-- start of Records --

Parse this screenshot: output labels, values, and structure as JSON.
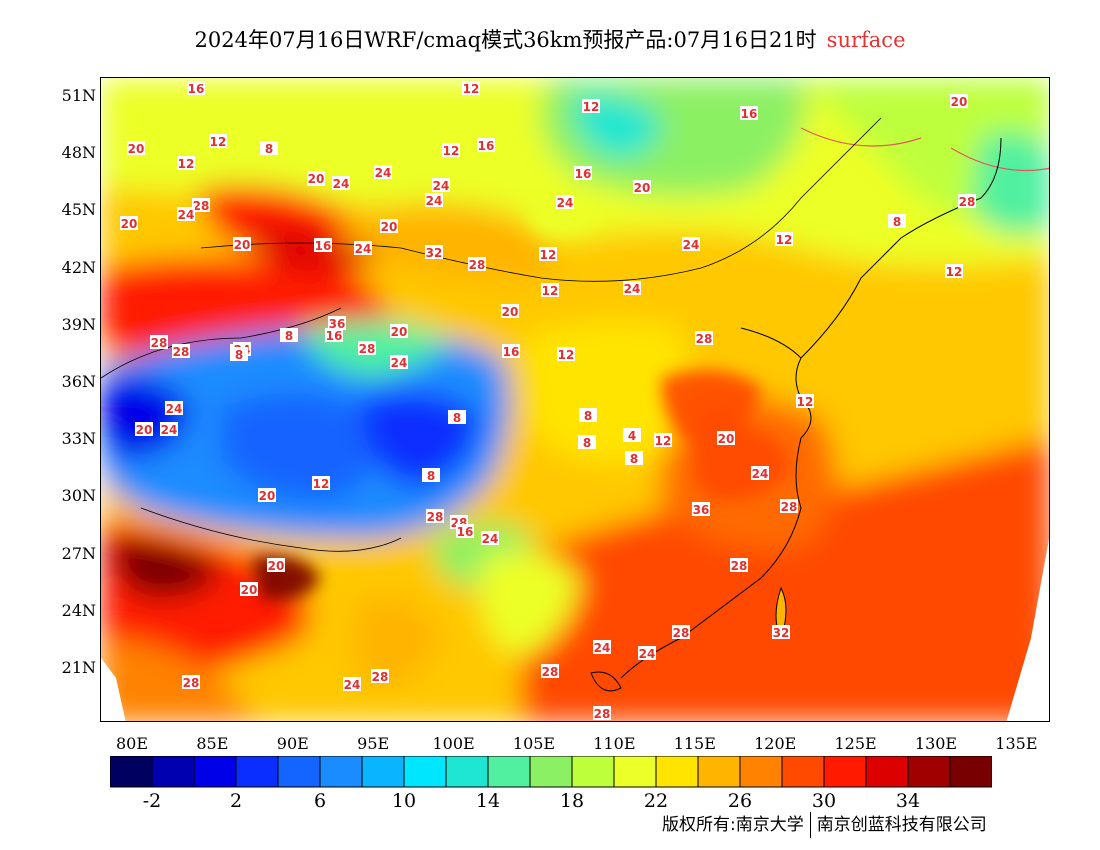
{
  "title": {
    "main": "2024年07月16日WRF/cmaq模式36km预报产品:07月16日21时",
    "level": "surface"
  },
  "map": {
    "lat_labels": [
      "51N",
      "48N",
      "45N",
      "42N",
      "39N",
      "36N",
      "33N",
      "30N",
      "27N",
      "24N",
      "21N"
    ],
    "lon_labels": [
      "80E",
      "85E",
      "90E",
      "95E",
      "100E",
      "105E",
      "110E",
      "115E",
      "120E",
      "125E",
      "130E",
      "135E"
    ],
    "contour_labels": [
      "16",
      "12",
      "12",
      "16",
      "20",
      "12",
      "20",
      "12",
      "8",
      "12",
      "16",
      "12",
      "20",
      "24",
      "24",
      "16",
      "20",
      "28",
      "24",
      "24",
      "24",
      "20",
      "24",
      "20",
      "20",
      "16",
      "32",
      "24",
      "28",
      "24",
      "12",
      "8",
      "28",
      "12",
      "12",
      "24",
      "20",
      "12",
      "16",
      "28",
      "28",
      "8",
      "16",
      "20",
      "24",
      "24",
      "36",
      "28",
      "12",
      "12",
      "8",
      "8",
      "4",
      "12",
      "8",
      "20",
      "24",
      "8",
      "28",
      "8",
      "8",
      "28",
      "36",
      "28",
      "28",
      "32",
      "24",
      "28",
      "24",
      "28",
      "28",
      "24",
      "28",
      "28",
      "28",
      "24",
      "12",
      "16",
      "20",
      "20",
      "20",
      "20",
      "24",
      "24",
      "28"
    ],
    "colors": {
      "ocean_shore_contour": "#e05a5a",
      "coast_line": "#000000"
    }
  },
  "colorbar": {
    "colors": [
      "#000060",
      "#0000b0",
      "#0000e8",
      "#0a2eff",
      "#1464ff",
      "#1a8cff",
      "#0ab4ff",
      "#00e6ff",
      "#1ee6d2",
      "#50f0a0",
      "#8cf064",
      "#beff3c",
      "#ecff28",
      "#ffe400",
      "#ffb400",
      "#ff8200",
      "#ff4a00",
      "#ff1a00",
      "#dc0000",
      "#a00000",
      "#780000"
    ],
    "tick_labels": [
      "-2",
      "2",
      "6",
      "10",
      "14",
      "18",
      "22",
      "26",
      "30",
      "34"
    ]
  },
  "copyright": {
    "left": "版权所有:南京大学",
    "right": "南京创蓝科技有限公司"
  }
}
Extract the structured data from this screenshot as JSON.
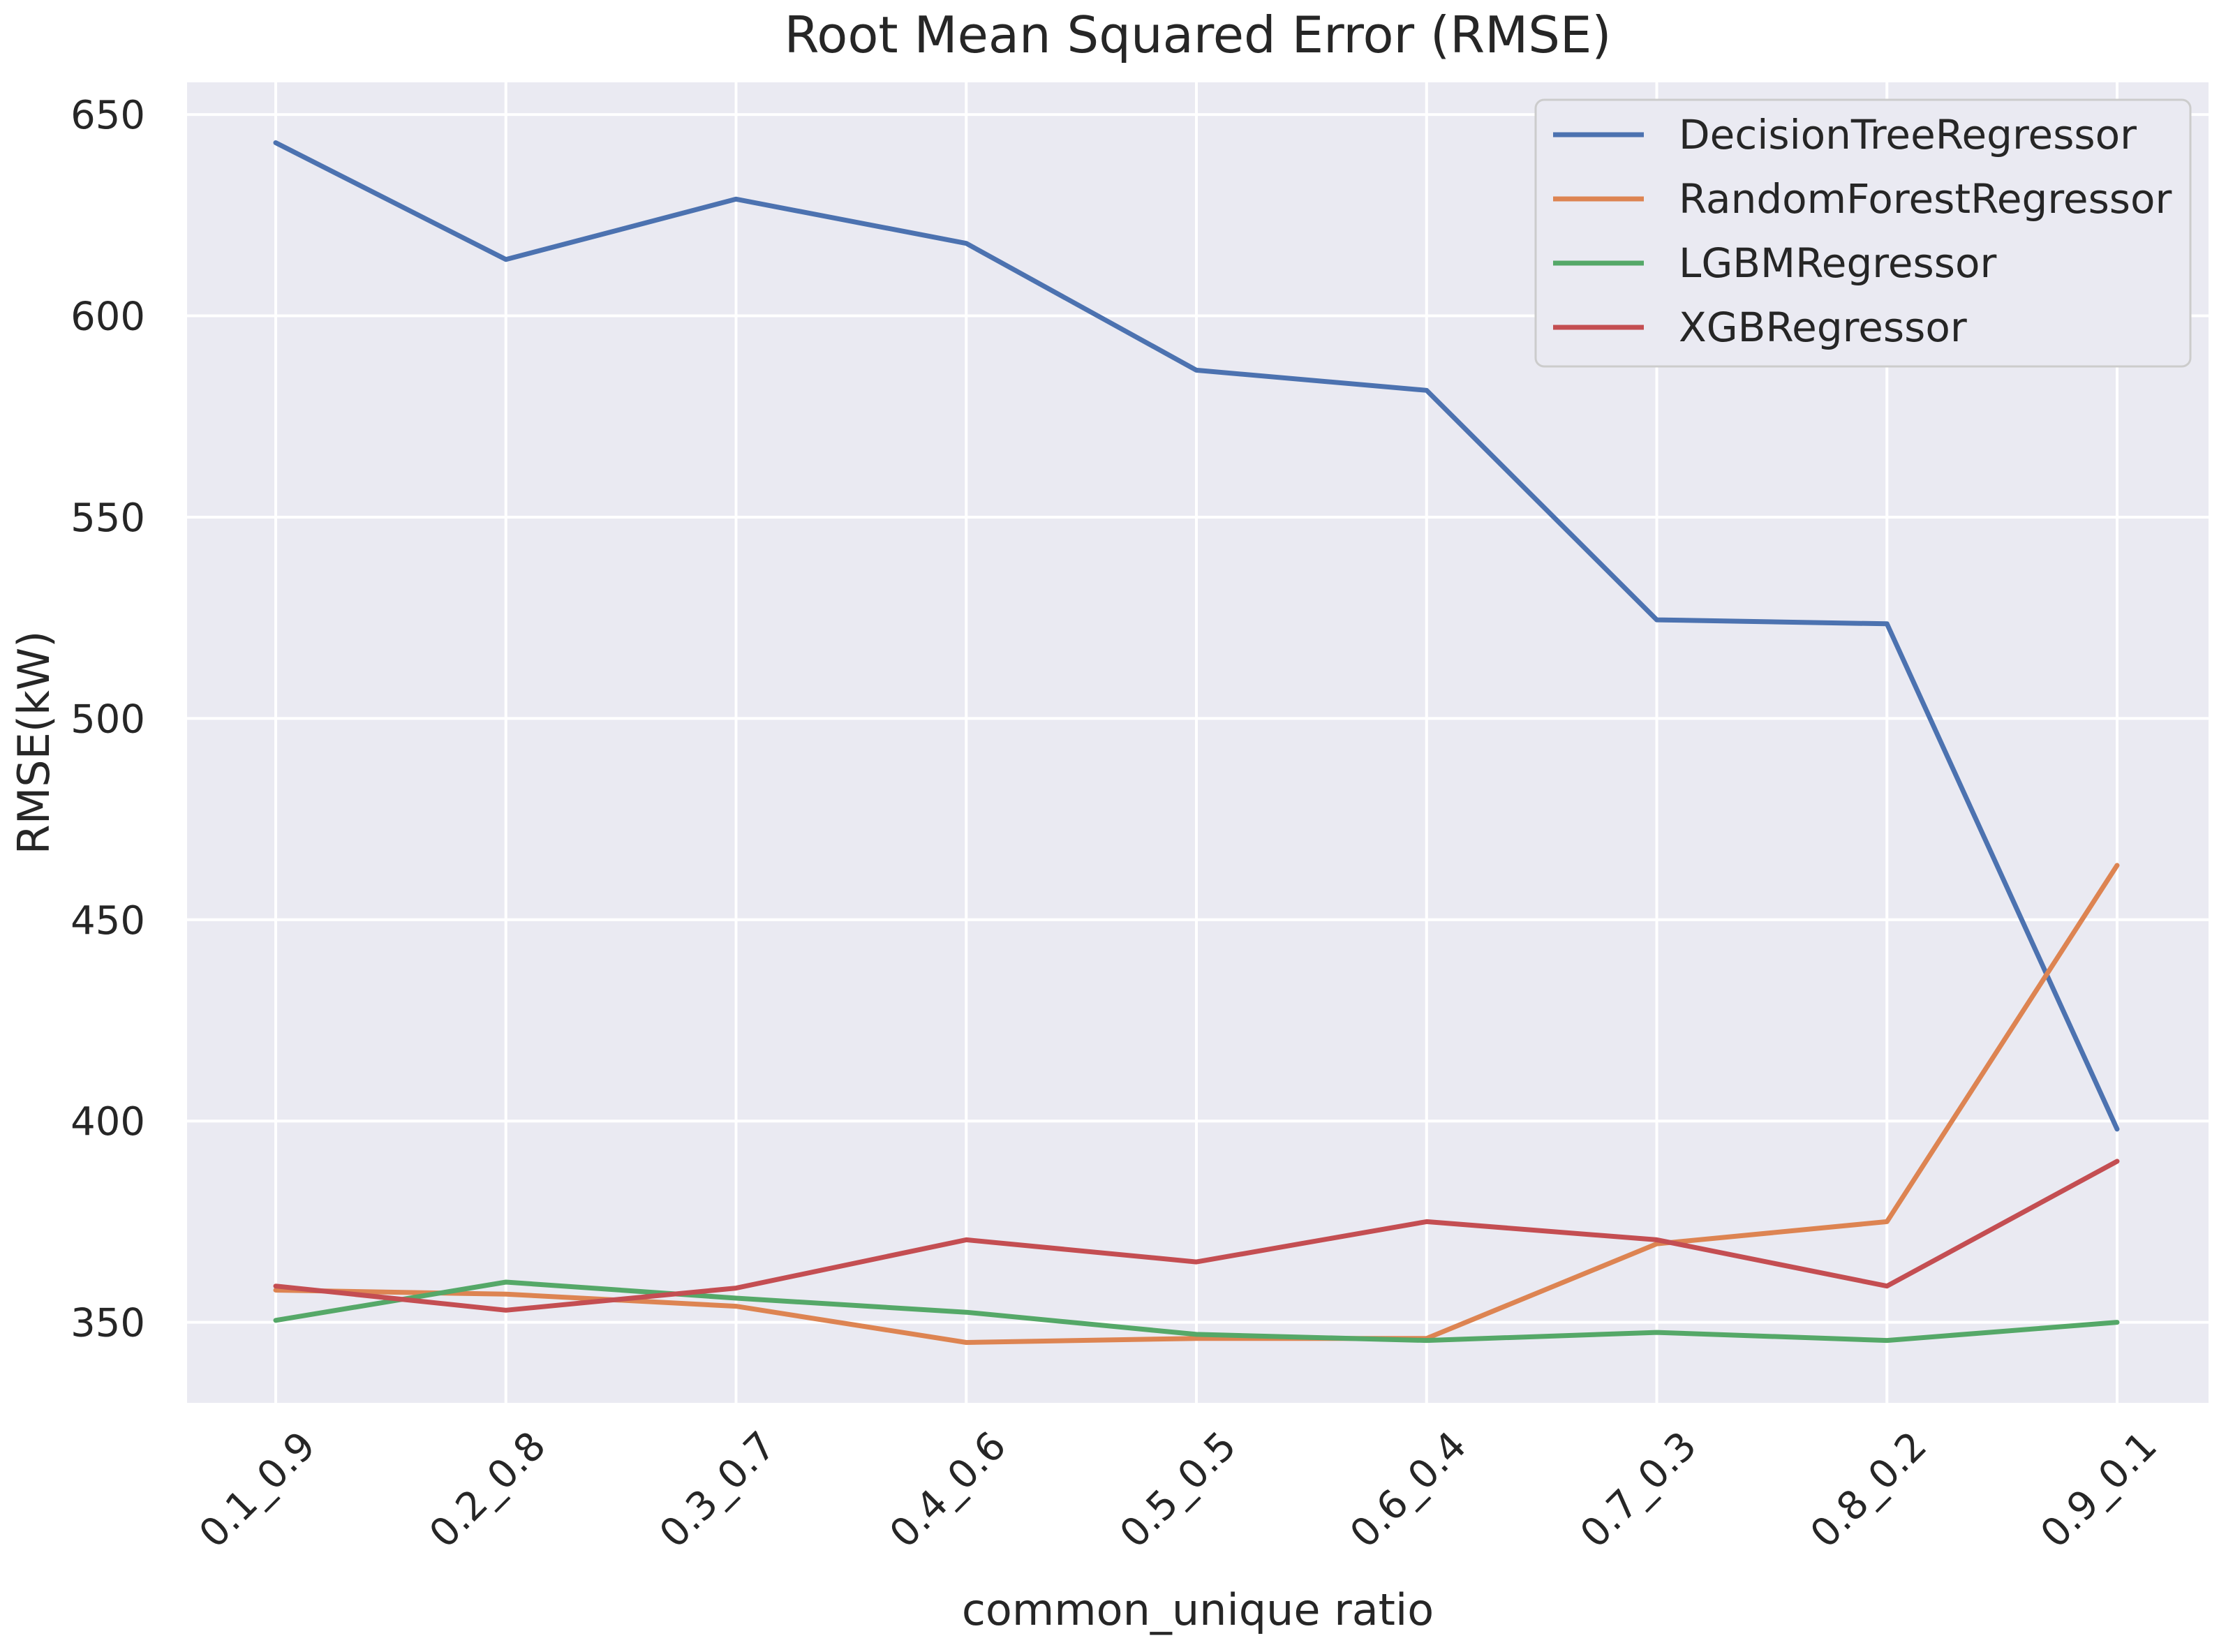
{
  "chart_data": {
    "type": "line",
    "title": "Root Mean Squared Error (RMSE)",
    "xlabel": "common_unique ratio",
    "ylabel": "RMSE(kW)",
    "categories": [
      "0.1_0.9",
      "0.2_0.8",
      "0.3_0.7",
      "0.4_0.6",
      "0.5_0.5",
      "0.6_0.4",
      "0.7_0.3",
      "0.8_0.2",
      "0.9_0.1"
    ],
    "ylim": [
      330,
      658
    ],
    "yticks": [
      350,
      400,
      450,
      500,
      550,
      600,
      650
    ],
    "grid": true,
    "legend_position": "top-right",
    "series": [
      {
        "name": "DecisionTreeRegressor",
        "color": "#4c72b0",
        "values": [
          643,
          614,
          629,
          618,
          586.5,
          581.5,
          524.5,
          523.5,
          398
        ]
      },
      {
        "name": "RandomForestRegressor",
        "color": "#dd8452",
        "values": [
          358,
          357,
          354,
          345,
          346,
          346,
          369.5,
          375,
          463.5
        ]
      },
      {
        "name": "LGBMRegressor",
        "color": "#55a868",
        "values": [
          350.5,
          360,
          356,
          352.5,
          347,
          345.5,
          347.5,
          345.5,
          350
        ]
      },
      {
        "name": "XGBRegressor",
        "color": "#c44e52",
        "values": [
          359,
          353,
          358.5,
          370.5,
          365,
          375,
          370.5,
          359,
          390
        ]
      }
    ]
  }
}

-- end of Records --

What you should do.
Your task is to copy the entries in full and exactly, without any images.

Answer to the problem.
Parse this screenshot: output labels, values, and structure as JSON.
{
  "title": {
    "main": "2024年07月16日WRF/cmaq模式36km预报产品:07月16日21时",
    "level": "surface"
  },
  "map": {
    "lat_labels": [
      "51N",
      "48N",
      "45N",
      "42N",
      "39N",
      "36N",
      "33N",
      "30N",
      "27N",
      "24N",
      "21N"
    ],
    "lon_labels": [
      "80E",
      "85E",
      "90E",
      "95E",
      "100E",
      "105E",
      "110E",
      "115E",
      "120E",
      "125E",
      "130E",
      "135E"
    ],
    "contour_labels": [
      "16",
      "12",
      "12",
      "16",
      "20",
      "12",
      "20",
      "12",
      "8",
      "12",
      "16",
      "12",
      "20",
      "24",
      "24",
      "16",
      "20",
      "28",
      "24",
      "24",
      "24",
      "20",
      "24",
      "20",
      "20",
      "16",
      "32",
      "24",
      "28",
      "24",
      "12",
      "8",
      "28",
      "12",
      "12",
      "24",
      "20",
      "12",
      "16",
      "28",
      "28",
      "8",
      "16",
      "20",
      "24",
      "24",
      "36",
      "28",
      "12",
      "12",
      "8",
      "8",
      "4",
      "12",
      "8",
      "20",
      "24",
      "8",
      "28",
      "8",
      "8",
      "28",
      "36",
      "28",
      "28",
      "32",
      "24",
      "28",
      "24",
      "28",
      "28",
      "24",
      "28",
      "28",
      "28",
      "24",
      "12",
      "16",
      "20",
      "20",
      "20",
      "20",
      "24",
      "24",
      "28"
    ],
    "colors": {
      "ocean_shore_contour": "#e05a5a",
      "coast_line": "#000000"
    }
  },
  "colorbar": {
    "colors": [
      "#000060",
      "#0000b0",
      "#0000e8",
      "#0a2eff",
      "#1464ff",
      "#1a8cff",
      "#0ab4ff",
      "#00e6ff",
      "#1ee6d2",
      "#50f0a0",
      "#8cf064",
      "#beff3c",
      "#ecff28",
      "#ffe400",
      "#ffb400",
      "#ff8200",
      "#ff4a00",
      "#ff1a00",
      "#dc0000",
      "#a00000",
      "#780000"
    ],
    "tick_labels": [
      "-2",
      "2",
      "6",
      "10",
      "14",
      "18",
      "22",
      "26",
      "30",
      "34"
    ]
  },
  "copyright": {
    "left": "版权所有:南京大学",
    "right": "南京创蓝科技有限公司"
  }
}
Extract the structured data from this screenshot as JSON.
{
  "chart_data": {
    "type": "line",
    "title": "Root Mean Squared Error (RMSE)",
    "xlabel": "common_unique ratio",
    "ylabel": "RMSE(kW)",
    "categories": [
      "0.1_0.9",
      "0.2_0.8",
      "0.3_0.7",
      "0.4_0.6",
      "0.5_0.5",
      "0.6_0.4",
      "0.7_0.3",
      "0.8_0.2",
      "0.9_0.1"
    ],
    "ylim": [
      330,
      658
    ],
    "yticks": [
      350,
      400,
      450,
      500,
      550,
      600,
      650
    ],
    "grid": true,
    "legend_position": "top-right",
    "series": [
      {
        "name": "DecisionTreeRegressor",
        "color": "#4c72b0",
        "values": [
          643,
          614,
          629,
          618,
          586.5,
          581.5,
          524.5,
          523.5,
          398
        ]
      },
      {
        "name": "RandomForestRegressor",
        "color": "#dd8452",
        "values": [
          358,
          357,
          354,
          345,
          346,
          346,
          369.5,
          375,
          463.5
        ]
      },
      {
        "name": "LGBMRegressor",
        "color": "#55a868",
        "values": [
          350.5,
          360,
          356,
          352.5,
          347,
          345.5,
          347.5,
          345.5,
          350
        ]
      },
      {
        "name": "XGBRegressor",
        "color": "#c44e52",
        "values": [
          359,
          353,
          358.5,
          370.5,
          365,
          375,
          370.5,
          359,
          390
        ]
      }
    ]
  }
}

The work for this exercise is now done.